• SUPPLIED TEXT:
Pregnant with her fifth child, Esther was referred to Kudjip Hospital from a small aid post for possible twins. Her second baby, a girl, had died soon after birth. She had left her other three children, all boys, at home. Esther and her husband had already agreed this would be their last child and she would have a tubal ligation. She was in active labor when I arrived to do an ultrasound. Instead of two babies, there was only one large baby. However, the umbilical cord was drooped down below the head of the baby, a rare and dangerous condition called cord presentation. With this condition, there is a high risk that during labor the head will compress the umbilical cord, cutting off the blood supply to the baby.
The treatment for this condition is a C-section. Our nurses quickly moved Esther to the Operating Theater. After placing spinal anesthesia, five minutes later I delivered Esther’s fifth and last child, a healthy baby girl, and performed a tubal ligation.
It was a Sunday and I was rounding on the maternity ward with my son, MJ. I watched as Esther lovingly held her baby girl. Both Mom and baby were happy, healthy, and ready to go home.

• HOW TO COMPLETE THIS TASK:
Copy out the account of Esther's delivery at Kudjip Hospital in full, word for word.

• Dataset entries:

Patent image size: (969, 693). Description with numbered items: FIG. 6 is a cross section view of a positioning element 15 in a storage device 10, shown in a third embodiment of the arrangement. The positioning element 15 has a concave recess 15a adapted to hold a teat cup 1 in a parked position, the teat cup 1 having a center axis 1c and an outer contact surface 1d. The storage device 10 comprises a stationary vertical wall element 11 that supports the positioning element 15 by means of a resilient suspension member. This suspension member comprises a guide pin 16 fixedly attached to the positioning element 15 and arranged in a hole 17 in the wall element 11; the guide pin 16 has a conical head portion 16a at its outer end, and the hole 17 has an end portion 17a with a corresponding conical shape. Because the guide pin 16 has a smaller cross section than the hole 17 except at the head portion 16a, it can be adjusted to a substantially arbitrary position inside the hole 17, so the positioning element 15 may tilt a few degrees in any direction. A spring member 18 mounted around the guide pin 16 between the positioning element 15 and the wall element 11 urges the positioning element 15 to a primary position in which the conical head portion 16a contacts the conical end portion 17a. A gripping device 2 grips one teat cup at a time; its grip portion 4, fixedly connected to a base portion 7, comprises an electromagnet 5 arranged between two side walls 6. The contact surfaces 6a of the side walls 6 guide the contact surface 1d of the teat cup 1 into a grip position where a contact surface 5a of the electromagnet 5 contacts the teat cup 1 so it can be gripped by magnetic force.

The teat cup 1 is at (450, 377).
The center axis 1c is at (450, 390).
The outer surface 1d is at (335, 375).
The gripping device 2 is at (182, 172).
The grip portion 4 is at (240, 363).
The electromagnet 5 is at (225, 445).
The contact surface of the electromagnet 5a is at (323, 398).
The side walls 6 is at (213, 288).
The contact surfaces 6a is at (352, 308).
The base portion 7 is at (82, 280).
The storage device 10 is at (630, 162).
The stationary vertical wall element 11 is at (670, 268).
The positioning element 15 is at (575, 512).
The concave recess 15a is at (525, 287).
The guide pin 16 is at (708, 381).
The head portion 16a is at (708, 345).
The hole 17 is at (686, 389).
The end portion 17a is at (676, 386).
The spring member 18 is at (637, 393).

• EXERCISE SOLUTION:
Pregnant with her fifth child, Esther was referred to Kudjip Hospital from a small aid post for possible twins. Her second baby, a girl, had died soon after birth. She had left her other three children, all boys, at home. Esther and her husband had already agreed this would be their last child and she would have a tubal ligation. She was in active labor when I arrived to do an ultrasound. Instead of two babies, there was only one large baby. However, the umbilical cord was drooped down below the head of the baby, a rare and dangerous condition called cord presentation. With this condition, there is a high risk that during labor the head will compress the umbilical cord, cutting off the blood supply to the baby.
The treatment for this condition is a C-section. Our nurses quickly moved Esther to the Operating Theater. After placing spinal anesthesia, five minutes later I delivered Esther’s fifth and last child, a healthy baby girl, and performed a tubal ligation.
It was a Sunday and I was rounding on the maternity ward with my son, MJ. I watched as Esther lovingly held her baby girl. Both Mom and baby were happy, healthy, and ready to go home.